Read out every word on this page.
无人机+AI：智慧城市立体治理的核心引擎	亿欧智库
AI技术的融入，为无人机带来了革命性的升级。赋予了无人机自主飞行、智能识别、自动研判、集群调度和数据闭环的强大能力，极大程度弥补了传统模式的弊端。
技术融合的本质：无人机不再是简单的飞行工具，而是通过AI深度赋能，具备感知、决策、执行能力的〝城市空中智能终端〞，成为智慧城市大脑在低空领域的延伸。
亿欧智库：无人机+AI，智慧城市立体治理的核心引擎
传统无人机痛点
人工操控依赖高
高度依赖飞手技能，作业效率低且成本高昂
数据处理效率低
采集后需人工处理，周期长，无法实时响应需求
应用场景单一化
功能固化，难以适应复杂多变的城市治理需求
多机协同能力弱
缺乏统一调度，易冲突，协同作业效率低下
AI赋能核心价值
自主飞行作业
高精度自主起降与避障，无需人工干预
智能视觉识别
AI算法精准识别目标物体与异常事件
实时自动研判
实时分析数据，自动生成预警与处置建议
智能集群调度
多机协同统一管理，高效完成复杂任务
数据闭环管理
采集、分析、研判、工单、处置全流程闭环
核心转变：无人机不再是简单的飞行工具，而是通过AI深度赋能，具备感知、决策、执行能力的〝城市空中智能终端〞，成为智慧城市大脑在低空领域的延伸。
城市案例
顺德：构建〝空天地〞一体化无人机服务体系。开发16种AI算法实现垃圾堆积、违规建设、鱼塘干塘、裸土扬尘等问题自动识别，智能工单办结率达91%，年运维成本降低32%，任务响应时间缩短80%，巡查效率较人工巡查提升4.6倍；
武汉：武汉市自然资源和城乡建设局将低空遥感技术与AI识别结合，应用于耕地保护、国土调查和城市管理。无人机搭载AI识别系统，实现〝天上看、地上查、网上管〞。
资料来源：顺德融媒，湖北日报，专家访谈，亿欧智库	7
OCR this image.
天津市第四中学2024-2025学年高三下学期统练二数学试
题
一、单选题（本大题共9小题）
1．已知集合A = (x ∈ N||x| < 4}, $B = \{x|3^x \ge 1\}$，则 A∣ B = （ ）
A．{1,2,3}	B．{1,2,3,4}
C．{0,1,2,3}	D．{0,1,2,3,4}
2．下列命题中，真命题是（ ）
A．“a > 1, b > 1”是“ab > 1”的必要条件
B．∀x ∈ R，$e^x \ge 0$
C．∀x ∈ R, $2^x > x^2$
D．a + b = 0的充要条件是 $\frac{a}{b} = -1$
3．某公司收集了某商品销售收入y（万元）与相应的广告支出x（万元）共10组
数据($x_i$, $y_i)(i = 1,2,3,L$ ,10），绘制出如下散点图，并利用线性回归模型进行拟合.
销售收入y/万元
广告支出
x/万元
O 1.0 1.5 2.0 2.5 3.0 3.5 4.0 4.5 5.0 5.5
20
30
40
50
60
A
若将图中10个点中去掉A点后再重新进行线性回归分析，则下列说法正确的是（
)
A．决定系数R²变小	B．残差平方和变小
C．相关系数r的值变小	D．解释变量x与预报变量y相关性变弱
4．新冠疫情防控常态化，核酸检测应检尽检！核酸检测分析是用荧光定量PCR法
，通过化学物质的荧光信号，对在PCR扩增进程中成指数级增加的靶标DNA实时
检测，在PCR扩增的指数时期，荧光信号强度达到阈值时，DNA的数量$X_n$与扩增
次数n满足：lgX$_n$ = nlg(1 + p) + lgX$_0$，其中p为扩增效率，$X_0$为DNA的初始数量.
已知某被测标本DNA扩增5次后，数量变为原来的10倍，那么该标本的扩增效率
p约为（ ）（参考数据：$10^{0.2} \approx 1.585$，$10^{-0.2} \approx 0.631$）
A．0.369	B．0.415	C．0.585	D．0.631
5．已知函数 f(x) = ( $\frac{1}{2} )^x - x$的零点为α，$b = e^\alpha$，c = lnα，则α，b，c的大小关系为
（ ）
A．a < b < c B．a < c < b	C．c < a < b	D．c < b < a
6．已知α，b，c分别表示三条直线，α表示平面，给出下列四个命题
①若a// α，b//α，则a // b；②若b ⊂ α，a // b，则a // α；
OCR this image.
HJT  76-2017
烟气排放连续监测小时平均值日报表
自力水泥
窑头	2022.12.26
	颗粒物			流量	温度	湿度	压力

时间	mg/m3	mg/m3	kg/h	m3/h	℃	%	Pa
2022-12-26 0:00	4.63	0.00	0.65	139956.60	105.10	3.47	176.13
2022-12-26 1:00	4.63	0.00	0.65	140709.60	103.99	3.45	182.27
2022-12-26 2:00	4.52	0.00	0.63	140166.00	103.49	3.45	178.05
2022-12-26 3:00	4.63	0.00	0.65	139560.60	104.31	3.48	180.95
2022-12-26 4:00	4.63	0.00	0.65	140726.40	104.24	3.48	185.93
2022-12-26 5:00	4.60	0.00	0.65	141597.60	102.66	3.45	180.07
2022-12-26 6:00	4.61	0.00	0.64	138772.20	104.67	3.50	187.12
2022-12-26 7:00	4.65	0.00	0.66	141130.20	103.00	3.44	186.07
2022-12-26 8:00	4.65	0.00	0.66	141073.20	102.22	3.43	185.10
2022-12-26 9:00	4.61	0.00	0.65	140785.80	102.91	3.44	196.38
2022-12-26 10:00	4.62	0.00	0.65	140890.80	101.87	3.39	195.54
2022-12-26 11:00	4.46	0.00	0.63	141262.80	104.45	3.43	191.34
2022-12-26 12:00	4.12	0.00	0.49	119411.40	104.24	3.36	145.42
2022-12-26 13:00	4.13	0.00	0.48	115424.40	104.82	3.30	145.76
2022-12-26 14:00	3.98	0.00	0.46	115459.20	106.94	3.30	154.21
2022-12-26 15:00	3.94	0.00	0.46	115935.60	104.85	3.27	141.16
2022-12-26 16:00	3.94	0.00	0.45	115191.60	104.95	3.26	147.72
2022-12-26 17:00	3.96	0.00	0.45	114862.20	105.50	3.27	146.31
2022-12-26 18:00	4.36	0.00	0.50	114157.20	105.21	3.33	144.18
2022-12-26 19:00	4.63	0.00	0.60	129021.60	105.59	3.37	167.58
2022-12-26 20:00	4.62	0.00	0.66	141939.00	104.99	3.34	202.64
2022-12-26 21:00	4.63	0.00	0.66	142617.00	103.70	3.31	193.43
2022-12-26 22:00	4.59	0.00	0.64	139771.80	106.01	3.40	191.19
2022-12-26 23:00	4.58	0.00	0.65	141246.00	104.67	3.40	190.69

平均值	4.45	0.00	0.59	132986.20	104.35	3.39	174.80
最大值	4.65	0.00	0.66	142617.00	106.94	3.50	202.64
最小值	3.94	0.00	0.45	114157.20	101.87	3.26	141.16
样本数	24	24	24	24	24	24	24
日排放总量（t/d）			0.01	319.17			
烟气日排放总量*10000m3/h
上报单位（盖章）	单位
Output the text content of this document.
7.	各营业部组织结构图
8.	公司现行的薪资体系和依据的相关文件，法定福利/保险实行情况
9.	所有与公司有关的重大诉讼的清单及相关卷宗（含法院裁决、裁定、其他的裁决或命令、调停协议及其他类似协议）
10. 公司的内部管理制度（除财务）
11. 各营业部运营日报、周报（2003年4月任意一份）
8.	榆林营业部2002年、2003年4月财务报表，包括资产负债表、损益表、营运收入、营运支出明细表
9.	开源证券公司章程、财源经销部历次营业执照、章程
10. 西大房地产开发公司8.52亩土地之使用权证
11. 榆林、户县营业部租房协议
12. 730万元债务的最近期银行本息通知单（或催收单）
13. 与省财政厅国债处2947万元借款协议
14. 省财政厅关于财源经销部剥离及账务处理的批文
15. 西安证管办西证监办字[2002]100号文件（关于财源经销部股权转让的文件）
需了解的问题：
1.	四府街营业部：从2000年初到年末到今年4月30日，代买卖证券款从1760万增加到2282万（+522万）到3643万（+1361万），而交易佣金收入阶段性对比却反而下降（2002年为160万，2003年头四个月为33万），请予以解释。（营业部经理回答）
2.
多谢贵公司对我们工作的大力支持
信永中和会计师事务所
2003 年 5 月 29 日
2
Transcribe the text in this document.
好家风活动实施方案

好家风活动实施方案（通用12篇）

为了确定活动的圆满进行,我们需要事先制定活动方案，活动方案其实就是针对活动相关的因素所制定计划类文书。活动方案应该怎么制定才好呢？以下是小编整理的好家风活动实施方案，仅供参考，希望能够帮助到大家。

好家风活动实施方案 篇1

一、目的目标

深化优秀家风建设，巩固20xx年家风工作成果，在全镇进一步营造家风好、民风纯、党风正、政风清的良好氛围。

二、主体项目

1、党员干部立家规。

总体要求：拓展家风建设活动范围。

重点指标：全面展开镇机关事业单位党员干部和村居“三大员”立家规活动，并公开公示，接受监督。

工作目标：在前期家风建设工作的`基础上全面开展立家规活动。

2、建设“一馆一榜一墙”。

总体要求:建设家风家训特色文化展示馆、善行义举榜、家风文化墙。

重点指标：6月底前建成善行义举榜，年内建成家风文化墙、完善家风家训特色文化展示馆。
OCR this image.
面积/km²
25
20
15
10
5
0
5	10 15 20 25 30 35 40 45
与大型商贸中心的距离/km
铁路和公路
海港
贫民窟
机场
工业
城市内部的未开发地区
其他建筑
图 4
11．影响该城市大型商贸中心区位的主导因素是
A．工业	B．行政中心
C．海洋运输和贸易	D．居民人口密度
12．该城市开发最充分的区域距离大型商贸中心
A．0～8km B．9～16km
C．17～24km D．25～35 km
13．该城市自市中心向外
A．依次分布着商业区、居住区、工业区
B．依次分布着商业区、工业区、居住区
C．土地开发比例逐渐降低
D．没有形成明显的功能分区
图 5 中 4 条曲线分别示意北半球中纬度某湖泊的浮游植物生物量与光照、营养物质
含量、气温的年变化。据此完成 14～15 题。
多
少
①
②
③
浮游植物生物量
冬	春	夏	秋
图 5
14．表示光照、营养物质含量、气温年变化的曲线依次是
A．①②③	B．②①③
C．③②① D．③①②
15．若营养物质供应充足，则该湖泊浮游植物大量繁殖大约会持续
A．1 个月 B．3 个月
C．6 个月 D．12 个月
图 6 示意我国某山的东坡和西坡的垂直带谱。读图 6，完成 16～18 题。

------------------------

* **Given problem**: List every line above that contains the word "无人机不再是简单的飞行工具".

* **Reply**:
技术融合的本质：无人机不再是简单的飞行工具，而是通过AI深度赋能，具备感知、决策、执行能力的〝城市空中智能终端〞，成为智慧城市大脑在低空领域的延伸。
核心转变：无人机不再是简单的飞行工具，而是通过AI深度赋能，具备感知、决策、执行能力的〝城市空中智能终端〞，成为智慧城市大脑在低空领域的延伸。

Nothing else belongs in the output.